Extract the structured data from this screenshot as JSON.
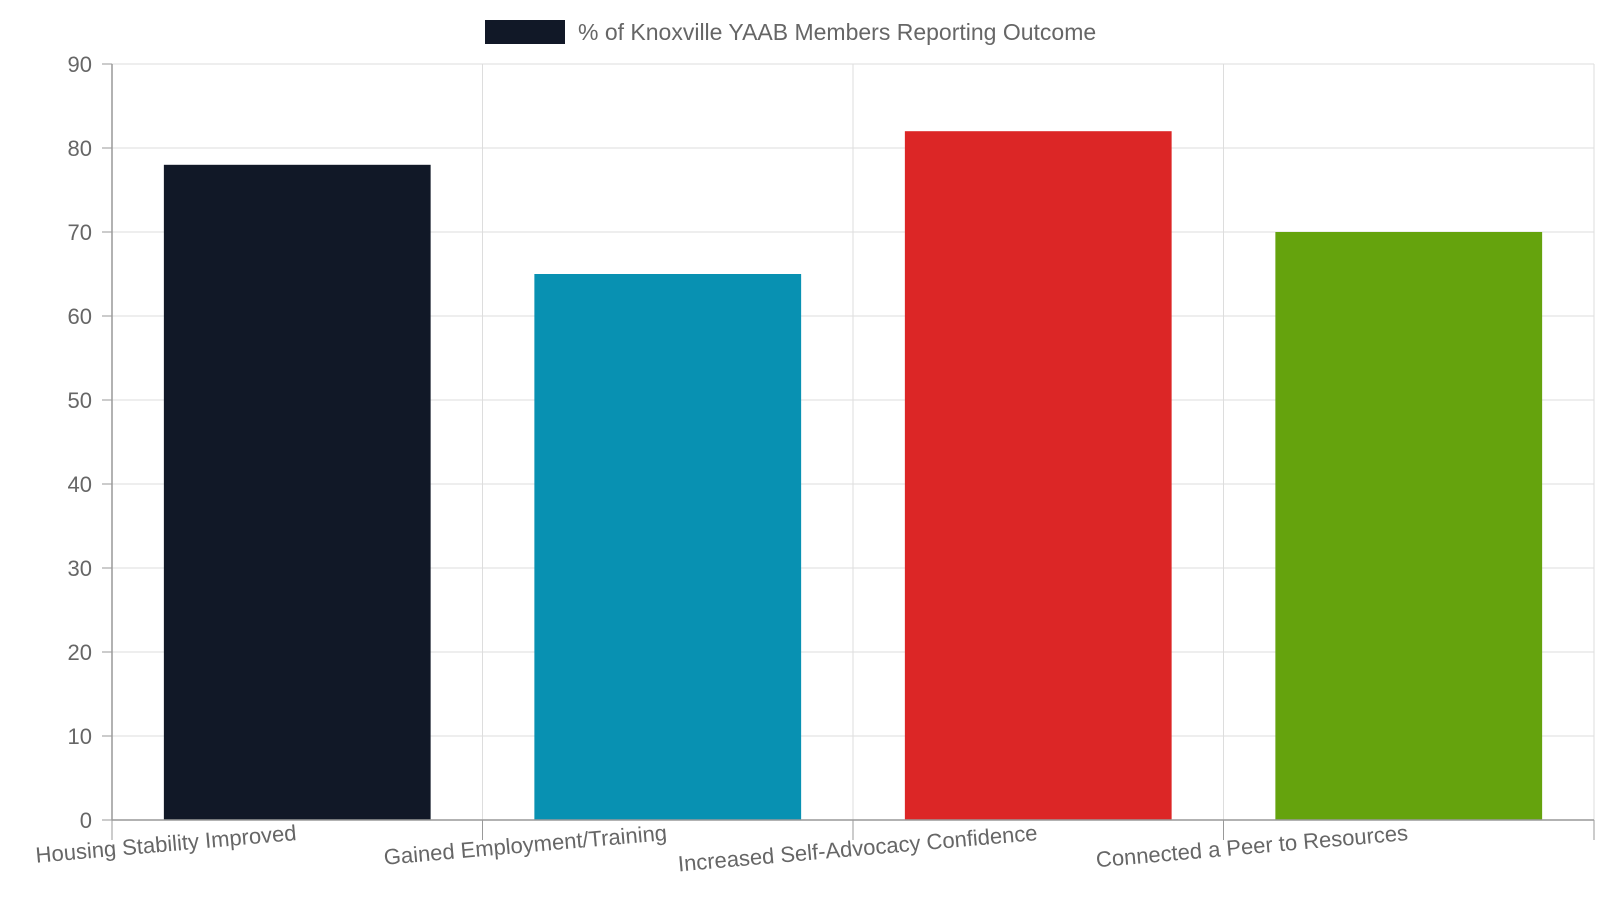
{
  "chart_data": {
    "type": "bar",
    "categories": [
      "Housing Stability Improved",
      "Gained Employment/Training",
      "Increased Self-Advocacy Confidence",
      "Connected a Peer to Resources"
    ],
    "series": [
      {
        "name": "% of Knoxville YAAB Members Reporting Outcome",
        "values": [
          78,
          65,
          82,
          70
        ]
      }
    ],
    "bar_colors": [
      "#111827",
      "#0891b2",
      "#dc2626",
      "#65a30d"
    ],
    "legend_color": "#111827",
    "title": "",
    "xlabel": "",
    "ylabel": "",
    "ylim": [
      0,
      90
    ],
    "yticks": [
      0,
      10,
      20,
      30,
      40,
      50,
      60,
      70,
      80,
      90
    ],
    "grid": true,
    "legend_position": "top-center"
  }
}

▶ [To do]
Omit pictures; set down the rest of the material word for word.

▶ [Result]
Extract the structured data from this screenshot as JSON.
{
  "chart_data": {
    "type": "bar",
    "categories": [
      "Housing Stability Improved",
      "Gained Employment/Training",
      "Increased Self-Advocacy Confidence",
      "Connected a Peer to Resources"
    ],
    "series": [
      {
        "name": "% of Knoxville YAAB Members Reporting Outcome",
        "values": [
          78,
          65,
          82,
          70
        ]
      }
    ],
    "bar_colors": [
      "#111827",
      "#0891b2",
      "#dc2626",
      "#65a30d"
    ],
    "legend_color": "#111827",
    "title": "",
    "xlabel": "",
    "ylabel": "",
    "ylim": [
      0,
      90
    ],
    "yticks": [
      0,
      10,
      20,
      30,
      40,
      50,
      60,
      70,
      80,
      90
    ],
    "grid": true,
    "legend_position": "top-center"
  }
}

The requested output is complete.